_Task instructions_
Extract, exactly as written, the line that contains "What data populates" and all lines after it through the end of the records. Omit pictures.

_Records supplied_
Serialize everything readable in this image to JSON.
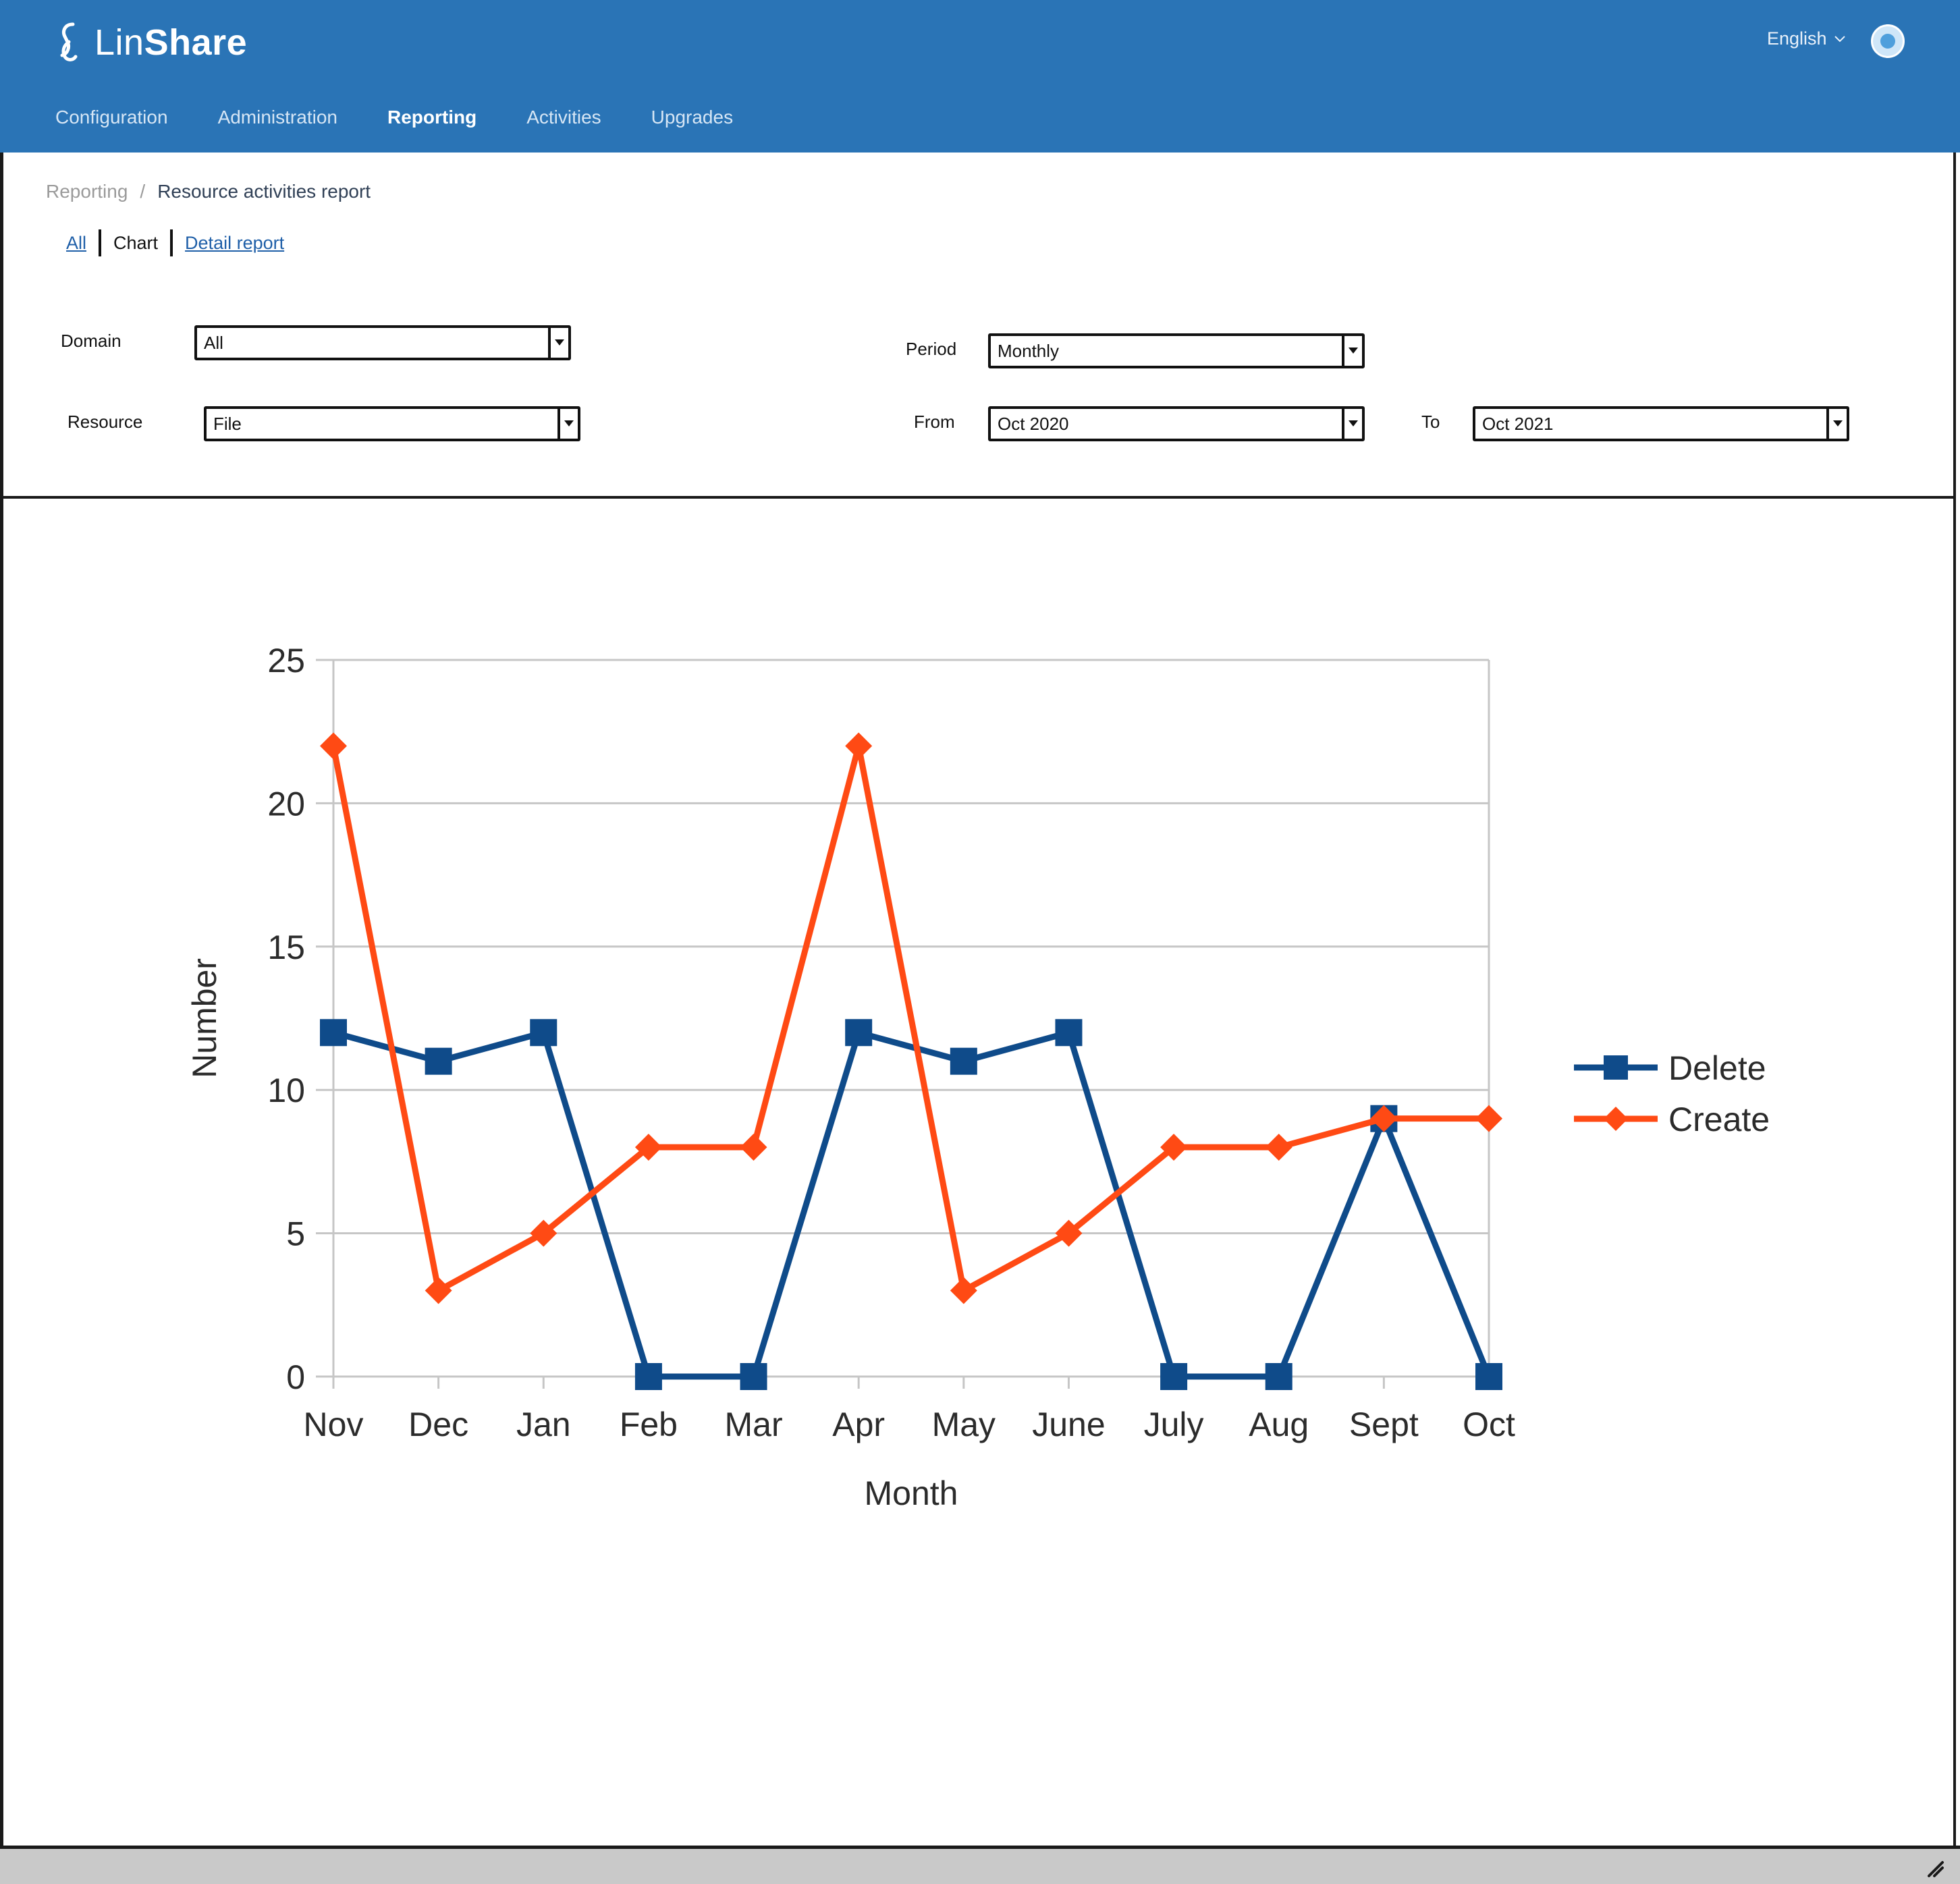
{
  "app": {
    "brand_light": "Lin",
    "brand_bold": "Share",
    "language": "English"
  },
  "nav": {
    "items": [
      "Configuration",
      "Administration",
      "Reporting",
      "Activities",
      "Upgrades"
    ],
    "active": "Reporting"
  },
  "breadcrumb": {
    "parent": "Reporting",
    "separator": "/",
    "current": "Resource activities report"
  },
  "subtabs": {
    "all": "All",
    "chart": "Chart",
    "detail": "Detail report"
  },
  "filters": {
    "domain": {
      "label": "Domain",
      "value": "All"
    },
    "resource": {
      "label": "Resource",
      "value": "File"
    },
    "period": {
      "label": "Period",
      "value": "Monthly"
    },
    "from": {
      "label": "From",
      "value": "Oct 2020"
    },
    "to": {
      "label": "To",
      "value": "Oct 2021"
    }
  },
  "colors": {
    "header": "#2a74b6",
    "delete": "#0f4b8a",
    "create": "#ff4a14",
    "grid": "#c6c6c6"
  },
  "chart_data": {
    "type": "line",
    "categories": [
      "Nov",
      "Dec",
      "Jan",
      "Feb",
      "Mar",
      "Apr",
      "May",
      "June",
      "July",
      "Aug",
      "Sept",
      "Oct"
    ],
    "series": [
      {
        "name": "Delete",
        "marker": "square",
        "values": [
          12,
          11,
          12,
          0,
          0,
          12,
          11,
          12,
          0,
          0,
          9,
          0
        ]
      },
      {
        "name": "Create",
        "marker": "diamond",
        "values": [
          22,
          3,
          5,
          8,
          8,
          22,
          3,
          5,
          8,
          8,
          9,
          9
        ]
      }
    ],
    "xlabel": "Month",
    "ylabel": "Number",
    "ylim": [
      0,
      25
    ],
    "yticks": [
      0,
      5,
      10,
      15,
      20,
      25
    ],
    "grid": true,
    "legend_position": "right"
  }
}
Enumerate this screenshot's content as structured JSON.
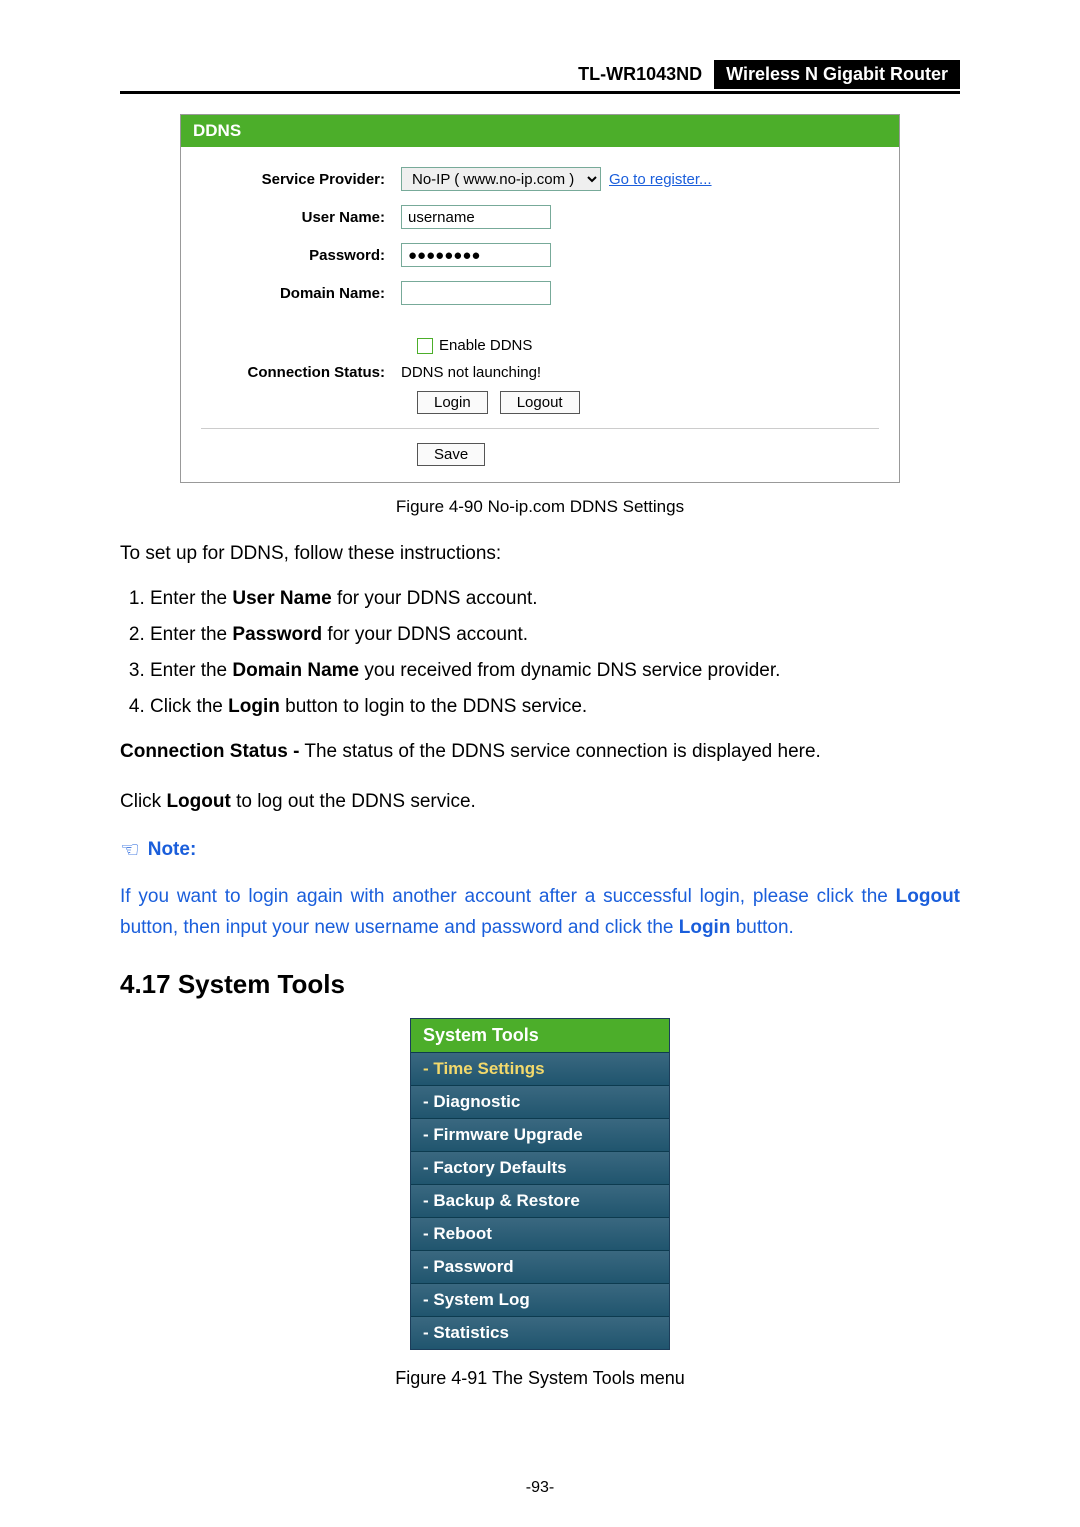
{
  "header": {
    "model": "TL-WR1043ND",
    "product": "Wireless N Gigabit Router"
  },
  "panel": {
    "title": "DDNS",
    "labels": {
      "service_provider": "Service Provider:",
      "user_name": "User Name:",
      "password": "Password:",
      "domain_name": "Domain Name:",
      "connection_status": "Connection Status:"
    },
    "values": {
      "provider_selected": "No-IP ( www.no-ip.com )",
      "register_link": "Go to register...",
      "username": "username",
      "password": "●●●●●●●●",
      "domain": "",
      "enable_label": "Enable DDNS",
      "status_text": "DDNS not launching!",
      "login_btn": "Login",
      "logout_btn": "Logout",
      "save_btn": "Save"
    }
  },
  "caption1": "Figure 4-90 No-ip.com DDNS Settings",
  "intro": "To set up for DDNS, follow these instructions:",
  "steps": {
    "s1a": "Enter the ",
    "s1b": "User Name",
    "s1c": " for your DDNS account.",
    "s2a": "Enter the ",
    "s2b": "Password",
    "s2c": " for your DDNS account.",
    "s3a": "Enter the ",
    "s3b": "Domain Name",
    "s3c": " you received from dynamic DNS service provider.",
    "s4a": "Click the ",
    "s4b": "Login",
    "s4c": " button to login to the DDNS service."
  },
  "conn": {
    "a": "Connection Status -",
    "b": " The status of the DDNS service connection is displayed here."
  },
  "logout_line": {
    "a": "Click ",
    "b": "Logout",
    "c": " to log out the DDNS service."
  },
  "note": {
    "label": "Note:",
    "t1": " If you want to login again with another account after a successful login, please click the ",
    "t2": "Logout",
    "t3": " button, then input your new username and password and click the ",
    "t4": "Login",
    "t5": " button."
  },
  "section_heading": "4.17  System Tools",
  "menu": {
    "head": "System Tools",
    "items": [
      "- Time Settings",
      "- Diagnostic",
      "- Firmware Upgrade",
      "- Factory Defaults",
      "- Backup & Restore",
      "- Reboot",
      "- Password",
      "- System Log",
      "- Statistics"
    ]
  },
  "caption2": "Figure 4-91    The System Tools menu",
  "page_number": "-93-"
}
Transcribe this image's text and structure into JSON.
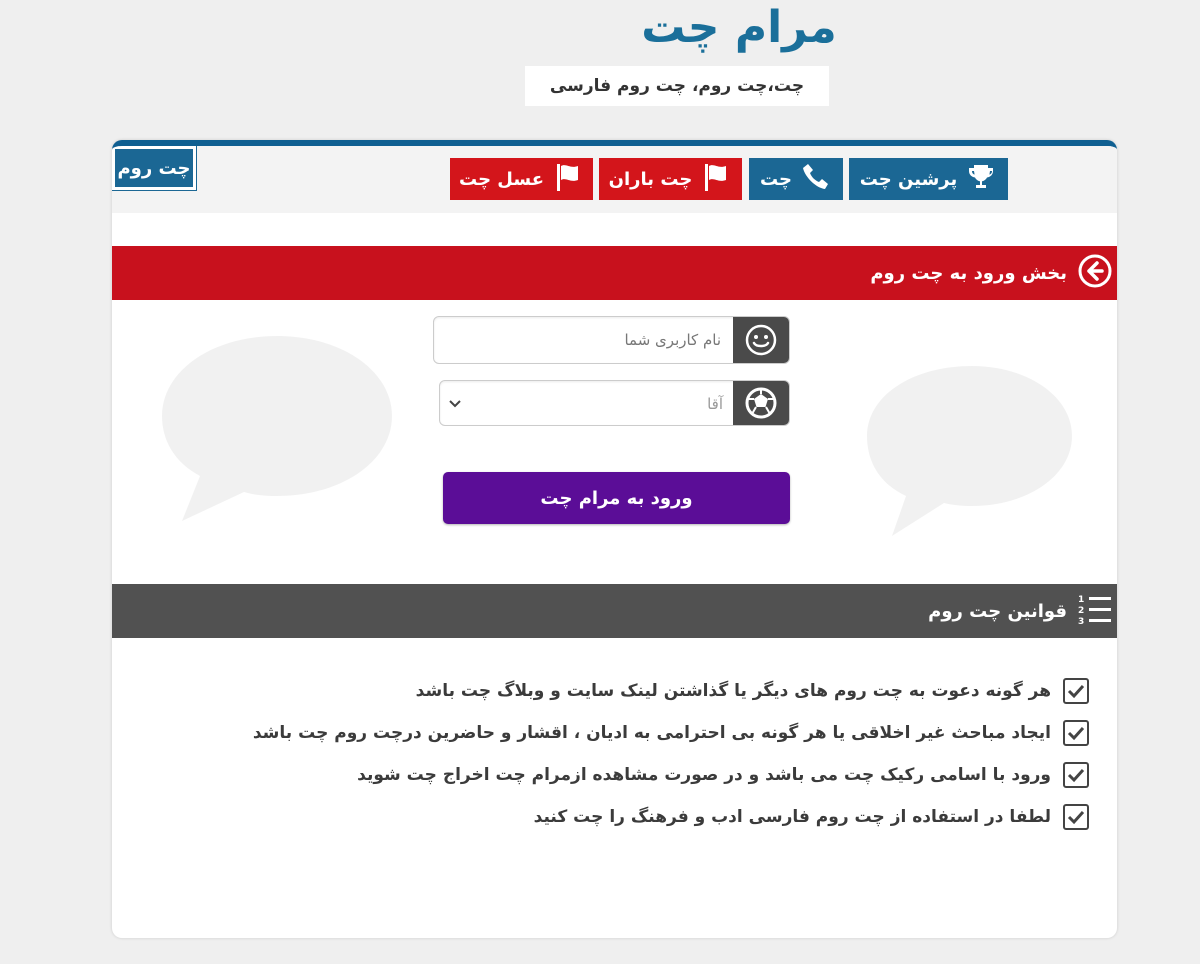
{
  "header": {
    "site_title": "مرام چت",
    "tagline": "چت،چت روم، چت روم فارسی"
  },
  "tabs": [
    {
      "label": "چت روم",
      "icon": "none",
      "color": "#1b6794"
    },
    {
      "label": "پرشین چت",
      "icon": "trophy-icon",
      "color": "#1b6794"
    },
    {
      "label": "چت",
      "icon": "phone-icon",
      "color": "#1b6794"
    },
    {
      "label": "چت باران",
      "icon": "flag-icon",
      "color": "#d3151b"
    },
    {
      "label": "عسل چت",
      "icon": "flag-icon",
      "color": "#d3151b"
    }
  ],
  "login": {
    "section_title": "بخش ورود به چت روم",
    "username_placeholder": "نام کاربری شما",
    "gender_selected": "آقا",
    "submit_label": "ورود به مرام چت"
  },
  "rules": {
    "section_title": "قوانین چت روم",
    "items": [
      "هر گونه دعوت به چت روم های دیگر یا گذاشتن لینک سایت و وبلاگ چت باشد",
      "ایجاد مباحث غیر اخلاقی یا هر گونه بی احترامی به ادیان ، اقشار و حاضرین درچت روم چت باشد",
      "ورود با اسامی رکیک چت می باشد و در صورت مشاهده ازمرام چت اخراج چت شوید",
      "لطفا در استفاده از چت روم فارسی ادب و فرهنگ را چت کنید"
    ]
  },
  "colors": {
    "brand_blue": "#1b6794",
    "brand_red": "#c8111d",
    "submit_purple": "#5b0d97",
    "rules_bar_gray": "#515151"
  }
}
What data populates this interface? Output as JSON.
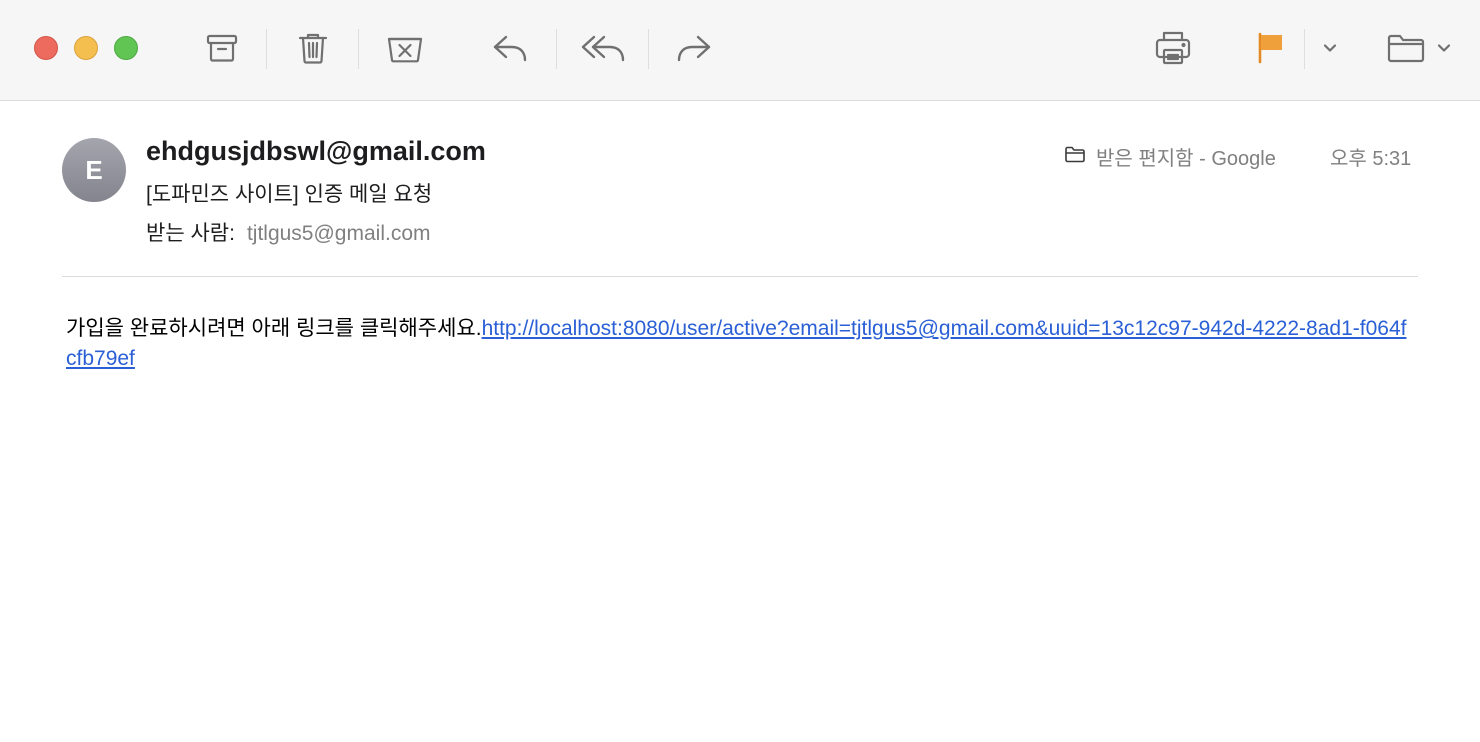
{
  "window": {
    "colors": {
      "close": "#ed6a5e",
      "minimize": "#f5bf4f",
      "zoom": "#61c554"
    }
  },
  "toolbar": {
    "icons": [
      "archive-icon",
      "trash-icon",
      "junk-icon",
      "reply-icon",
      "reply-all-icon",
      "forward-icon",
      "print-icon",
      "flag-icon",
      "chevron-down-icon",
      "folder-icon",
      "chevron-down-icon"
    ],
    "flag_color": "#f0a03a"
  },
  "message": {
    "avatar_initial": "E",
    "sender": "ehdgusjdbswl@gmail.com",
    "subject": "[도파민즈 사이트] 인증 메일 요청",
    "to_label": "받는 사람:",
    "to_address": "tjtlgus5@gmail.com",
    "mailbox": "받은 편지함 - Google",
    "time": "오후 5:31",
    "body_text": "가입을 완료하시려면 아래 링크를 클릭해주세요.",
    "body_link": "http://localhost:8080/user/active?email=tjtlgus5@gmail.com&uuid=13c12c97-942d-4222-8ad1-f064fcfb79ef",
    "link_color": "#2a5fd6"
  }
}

_Answer in full_
What data populates this interface? Output as JSON.
{
  "window": {
    "colors": {
      "close": "#ed6a5e",
      "minimize": "#f5bf4f",
      "zoom": "#61c554"
    }
  },
  "toolbar": {
    "icons": [
      "archive-icon",
      "trash-icon",
      "junk-icon",
      "reply-icon",
      "reply-all-icon",
      "forward-icon",
      "print-icon",
      "flag-icon",
      "chevron-down-icon",
      "folder-icon",
      "chevron-down-icon"
    ],
    "flag_color": "#f0a03a"
  },
  "message": {
    "avatar_initial": "E",
    "sender": "ehdgusjdbswl@gmail.com",
    "subject": "[도파민즈 사이트] 인증 메일 요청",
    "to_label": "받는 사람:",
    "to_address": "tjtlgus5@gmail.com",
    "mailbox": "받은 편지함 - Google",
    "time": "오후 5:31",
    "body_text": "가입을 완료하시려면 아래 링크를 클릭해주세요.",
    "body_link": "http://localhost:8080/user/active?email=tjtlgus5@gmail.com&uuid=13c12c97-942d-4222-8ad1-f064fcfb79ef",
    "link_color": "#2a5fd6"
  }
}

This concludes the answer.